(Recorded data)

— begin —

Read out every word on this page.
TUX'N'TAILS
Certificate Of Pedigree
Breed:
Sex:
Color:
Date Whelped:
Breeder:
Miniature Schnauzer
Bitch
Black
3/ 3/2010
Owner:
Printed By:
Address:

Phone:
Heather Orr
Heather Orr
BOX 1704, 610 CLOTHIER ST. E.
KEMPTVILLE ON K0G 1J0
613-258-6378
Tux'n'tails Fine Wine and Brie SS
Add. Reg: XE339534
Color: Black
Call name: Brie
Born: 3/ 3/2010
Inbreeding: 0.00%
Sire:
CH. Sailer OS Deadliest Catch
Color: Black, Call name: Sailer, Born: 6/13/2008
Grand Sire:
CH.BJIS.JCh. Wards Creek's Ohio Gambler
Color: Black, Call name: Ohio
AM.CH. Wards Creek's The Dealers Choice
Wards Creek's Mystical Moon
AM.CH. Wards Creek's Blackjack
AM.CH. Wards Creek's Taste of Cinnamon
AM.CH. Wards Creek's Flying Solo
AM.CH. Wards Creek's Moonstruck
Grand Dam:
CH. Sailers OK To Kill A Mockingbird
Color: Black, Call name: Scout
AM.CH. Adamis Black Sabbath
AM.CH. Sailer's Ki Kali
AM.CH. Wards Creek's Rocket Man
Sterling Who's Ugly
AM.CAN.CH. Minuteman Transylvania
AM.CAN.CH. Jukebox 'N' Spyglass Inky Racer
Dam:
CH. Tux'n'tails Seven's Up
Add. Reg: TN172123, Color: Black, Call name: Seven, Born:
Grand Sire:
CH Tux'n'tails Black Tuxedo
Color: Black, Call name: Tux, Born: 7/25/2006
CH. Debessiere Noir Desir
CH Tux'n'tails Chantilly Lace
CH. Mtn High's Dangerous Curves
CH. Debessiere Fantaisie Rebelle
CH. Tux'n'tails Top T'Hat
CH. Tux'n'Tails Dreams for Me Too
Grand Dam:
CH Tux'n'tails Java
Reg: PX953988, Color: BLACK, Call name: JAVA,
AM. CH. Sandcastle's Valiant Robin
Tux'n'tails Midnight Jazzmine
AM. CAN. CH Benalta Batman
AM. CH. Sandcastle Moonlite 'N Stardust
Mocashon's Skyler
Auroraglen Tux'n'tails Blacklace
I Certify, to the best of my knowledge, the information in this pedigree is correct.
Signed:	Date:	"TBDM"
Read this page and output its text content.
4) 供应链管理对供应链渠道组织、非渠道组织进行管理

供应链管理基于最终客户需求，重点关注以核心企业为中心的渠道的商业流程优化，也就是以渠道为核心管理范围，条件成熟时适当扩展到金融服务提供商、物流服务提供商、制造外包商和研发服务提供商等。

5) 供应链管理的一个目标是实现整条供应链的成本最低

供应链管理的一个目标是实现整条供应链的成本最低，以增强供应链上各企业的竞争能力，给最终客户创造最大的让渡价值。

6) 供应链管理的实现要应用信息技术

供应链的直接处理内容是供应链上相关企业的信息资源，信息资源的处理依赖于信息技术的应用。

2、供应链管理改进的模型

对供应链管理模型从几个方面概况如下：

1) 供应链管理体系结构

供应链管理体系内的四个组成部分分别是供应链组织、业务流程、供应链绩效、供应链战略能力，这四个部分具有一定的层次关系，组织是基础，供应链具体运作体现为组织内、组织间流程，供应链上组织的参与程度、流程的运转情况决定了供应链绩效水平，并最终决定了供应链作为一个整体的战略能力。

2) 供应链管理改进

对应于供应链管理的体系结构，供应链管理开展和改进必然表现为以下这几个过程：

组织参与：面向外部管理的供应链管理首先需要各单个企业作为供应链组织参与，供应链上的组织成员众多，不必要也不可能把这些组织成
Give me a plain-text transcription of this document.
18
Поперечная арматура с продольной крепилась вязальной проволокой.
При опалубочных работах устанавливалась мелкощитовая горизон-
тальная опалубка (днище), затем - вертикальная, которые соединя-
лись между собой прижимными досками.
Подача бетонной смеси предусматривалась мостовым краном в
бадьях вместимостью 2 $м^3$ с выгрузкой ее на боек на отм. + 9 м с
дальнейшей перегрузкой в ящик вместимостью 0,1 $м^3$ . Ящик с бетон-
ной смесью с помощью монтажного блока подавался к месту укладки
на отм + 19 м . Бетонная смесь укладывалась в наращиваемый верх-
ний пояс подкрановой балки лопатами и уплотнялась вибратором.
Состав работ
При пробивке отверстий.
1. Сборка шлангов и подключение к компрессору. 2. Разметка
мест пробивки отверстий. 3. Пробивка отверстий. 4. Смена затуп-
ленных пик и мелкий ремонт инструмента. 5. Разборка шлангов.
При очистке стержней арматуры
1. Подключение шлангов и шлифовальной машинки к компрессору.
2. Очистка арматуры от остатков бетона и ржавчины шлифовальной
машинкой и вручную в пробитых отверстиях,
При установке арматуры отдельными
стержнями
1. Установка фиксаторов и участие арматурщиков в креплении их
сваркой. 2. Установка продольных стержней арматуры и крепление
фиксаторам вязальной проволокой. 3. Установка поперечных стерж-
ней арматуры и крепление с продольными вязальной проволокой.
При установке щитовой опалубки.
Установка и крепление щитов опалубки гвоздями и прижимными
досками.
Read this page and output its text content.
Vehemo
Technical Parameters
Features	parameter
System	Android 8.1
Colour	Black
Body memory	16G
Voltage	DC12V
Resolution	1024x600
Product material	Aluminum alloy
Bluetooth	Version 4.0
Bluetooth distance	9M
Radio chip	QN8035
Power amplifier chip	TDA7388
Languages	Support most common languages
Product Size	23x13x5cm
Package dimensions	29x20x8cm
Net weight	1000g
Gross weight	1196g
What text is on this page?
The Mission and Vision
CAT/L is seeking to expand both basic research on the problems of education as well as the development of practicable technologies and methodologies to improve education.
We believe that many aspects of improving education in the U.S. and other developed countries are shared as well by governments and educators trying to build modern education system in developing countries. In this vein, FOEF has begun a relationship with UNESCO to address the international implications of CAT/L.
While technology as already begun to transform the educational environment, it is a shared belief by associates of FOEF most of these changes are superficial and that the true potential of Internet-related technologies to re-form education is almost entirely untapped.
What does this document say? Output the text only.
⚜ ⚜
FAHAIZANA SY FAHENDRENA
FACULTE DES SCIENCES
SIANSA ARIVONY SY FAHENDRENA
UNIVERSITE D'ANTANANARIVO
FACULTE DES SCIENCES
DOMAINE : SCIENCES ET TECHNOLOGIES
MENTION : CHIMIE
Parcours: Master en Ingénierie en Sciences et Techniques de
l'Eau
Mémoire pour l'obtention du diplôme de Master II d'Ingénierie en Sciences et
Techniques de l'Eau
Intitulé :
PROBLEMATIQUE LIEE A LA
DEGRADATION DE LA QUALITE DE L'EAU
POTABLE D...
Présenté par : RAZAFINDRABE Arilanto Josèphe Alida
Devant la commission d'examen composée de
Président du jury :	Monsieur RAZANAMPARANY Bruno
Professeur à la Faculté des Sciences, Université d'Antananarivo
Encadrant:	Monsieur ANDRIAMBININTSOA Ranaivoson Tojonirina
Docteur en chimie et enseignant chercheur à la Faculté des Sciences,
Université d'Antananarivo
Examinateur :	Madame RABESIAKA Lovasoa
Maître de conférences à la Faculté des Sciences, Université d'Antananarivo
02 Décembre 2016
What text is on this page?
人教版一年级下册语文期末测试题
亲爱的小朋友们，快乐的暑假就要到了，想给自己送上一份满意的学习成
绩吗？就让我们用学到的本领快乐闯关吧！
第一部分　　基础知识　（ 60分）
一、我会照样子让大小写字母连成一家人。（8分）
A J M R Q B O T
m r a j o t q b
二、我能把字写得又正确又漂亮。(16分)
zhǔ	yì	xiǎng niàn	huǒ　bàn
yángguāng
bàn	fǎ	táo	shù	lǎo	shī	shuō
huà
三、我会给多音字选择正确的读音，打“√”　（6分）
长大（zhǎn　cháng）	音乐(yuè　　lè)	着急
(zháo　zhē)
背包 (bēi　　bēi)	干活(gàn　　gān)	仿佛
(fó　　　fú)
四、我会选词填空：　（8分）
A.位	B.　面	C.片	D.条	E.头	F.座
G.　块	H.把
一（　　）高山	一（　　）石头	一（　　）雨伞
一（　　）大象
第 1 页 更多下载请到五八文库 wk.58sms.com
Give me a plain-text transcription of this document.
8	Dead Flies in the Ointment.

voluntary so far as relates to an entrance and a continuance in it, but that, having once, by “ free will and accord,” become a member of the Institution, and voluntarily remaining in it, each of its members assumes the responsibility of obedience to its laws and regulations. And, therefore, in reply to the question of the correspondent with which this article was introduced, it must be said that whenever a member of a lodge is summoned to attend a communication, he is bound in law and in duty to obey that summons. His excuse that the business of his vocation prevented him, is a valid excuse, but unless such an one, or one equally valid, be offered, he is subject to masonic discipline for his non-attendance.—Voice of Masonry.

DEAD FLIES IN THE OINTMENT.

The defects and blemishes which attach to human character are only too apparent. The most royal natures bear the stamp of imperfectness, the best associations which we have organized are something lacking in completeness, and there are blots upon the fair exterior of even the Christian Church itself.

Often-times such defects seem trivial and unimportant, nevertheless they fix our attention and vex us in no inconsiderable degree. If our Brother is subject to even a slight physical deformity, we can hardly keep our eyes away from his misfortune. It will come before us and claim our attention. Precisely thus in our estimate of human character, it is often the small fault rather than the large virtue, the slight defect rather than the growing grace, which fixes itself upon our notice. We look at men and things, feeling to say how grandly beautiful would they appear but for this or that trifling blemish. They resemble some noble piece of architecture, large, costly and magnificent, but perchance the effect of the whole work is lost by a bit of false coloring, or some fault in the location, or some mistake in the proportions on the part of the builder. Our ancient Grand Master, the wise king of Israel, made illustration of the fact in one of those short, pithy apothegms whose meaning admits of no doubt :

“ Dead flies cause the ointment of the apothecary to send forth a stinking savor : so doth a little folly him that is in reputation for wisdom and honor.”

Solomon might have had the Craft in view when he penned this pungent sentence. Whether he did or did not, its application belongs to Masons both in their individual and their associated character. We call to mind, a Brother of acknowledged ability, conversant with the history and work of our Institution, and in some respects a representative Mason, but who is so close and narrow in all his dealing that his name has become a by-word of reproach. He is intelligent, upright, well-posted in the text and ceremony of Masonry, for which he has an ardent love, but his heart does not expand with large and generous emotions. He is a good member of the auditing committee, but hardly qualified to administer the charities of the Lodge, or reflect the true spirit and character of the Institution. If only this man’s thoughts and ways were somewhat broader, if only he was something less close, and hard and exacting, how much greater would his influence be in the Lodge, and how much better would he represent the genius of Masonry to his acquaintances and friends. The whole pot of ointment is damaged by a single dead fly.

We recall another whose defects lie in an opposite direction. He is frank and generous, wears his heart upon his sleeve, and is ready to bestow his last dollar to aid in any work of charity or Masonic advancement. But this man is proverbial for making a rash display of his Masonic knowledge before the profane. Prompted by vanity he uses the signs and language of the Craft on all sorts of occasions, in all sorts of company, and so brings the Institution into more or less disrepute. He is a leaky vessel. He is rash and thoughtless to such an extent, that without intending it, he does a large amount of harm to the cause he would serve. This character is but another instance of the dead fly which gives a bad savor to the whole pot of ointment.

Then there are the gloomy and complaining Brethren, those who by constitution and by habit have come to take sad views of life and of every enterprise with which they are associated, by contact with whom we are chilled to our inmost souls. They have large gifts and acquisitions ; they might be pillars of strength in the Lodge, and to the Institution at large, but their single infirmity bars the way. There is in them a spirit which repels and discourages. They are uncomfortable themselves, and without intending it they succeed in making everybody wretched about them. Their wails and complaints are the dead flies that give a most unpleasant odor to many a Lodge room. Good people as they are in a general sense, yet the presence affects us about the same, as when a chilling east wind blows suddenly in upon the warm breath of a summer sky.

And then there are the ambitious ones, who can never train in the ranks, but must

— end —

▶ [Set task]: Return every line above in which the string "арматуры" occurs.

▶ [Task result]:
При очистке стержней арматуры
2. Очистка арматуры от остатков бетона и ржавчины шлифовальной
При установке арматуры отдельными
сваркой. 2. Установка продольных стержней арматуры и крепление
ней арматуры и крепление с продольными вязальной проволокой.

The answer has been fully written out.